═════ The data ═════

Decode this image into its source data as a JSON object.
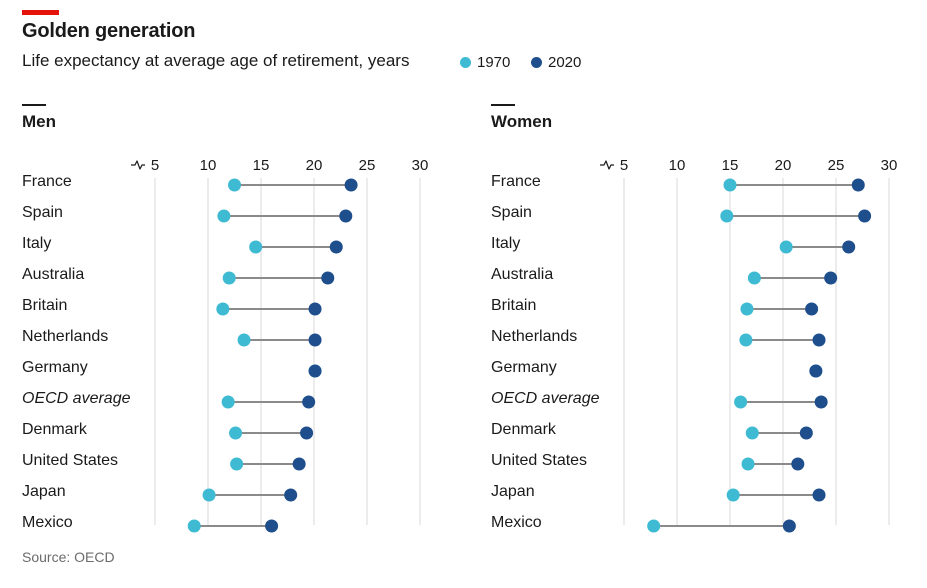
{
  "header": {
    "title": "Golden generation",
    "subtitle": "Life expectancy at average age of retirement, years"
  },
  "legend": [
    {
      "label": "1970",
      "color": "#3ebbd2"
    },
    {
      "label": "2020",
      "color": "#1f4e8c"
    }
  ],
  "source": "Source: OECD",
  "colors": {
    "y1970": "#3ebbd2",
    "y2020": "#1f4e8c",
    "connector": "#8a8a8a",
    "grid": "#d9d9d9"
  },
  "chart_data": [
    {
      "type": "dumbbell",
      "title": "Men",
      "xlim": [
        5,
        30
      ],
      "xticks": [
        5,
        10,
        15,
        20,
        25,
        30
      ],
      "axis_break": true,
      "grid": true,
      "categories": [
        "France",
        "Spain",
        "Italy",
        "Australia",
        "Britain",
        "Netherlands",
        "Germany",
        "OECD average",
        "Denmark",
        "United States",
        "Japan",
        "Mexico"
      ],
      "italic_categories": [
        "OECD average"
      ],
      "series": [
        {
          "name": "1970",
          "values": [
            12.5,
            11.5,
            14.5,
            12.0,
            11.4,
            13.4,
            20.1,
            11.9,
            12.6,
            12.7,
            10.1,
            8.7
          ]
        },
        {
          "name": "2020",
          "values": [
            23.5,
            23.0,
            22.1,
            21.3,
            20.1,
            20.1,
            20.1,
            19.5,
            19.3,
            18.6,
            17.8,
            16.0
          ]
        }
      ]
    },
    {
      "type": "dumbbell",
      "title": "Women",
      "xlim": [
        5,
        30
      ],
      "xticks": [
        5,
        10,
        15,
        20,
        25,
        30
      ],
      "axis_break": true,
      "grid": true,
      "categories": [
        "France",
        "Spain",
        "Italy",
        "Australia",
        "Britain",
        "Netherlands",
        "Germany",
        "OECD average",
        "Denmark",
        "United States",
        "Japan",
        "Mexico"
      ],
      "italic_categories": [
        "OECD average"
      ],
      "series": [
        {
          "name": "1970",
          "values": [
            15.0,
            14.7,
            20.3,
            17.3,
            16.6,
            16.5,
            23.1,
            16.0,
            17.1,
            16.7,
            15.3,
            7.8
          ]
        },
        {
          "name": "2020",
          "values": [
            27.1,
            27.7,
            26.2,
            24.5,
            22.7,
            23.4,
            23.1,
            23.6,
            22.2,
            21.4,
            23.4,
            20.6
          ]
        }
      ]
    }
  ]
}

═════

#### Problem
All preceding records should be duplicated verbatim, images excepted.

#### Exercise answer
Decode this image into its source data as a JSON object.
{
  "header": {
    "title": "Golden generation",
    "subtitle": "Life expectancy at average age of retirement, years"
  },
  "legend": [
    {
      "label": "1970",
      "color": "#3ebbd2"
    },
    {
      "label": "2020",
      "color": "#1f4e8c"
    }
  ],
  "source": "Source: OECD",
  "colors": {
    "y1970": "#3ebbd2",
    "y2020": "#1f4e8c",
    "connector": "#8a8a8a",
    "grid": "#d9d9d9"
  },
  "chart_data": [
    {
      "type": "dumbbell",
      "title": "Men",
      "xlim": [
        5,
        30
      ],
      "xticks": [
        5,
        10,
        15,
        20,
        25,
        30
      ],
      "axis_break": true,
      "grid": true,
      "categories": [
        "France",
        "Spain",
        "Italy",
        "Australia",
        "Britain",
        "Netherlands",
        "Germany",
        "OECD average",
        "Denmark",
        "United States",
        "Japan",
        "Mexico"
      ],
      "italic_categories": [
        "OECD average"
      ],
      "series": [
        {
          "name": "1970",
          "values": [
            12.5,
            11.5,
            14.5,
            12.0,
            11.4,
            13.4,
            20.1,
            11.9,
            12.6,
            12.7,
            10.1,
            8.7
          ]
        },
        {
          "name": "2020",
          "values": [
            23.5,
            23.0,
            22.1,
            21.3,
            20.1,
            20.1,
            20.1,
            19.5,
            19.3,
            18.6,
            17.8,
            16.0
          ]
        }
      ]
    },
    {
      "type": "dumbbell",
      "title": "Women",
      "xlim": [
        5,
        30
      ],
      "xticks": [
        5,
        10,
        15,
        20,
        25,
        30
      ],
      "axis_break": true,
      "grid": true,
      "categories": [
        "France",
        "Spain",
        "Italy",
        "Australia",
        "Britain",
        "Netherlands",
        "Germany",
        "OECD average",
        "Denmark",
        "United States",
        "Japan",
        "Mexico"
      ],
      "italic_categories": [
        "OECD average"
      ],
      "series": [
        {
          "name": "1970",
          "values": [
            15.0,
            14.7,
            20.3,
            17.3,
            16.6,
            16.5,
            23.1,
            16.0,
            17.1,
            16.7,
            15.3,
            7.8
          ]
        },
        {
          "name": "2020",
          "values": [
            27.1,
            27.7,
            26.2,
            24.5,
            22.7,
            23.4,
            23.1,
            23.6,
            22.2,
            21.4,
            23.4,
            20.6
          ]
        }
      ]
    }
  ]
}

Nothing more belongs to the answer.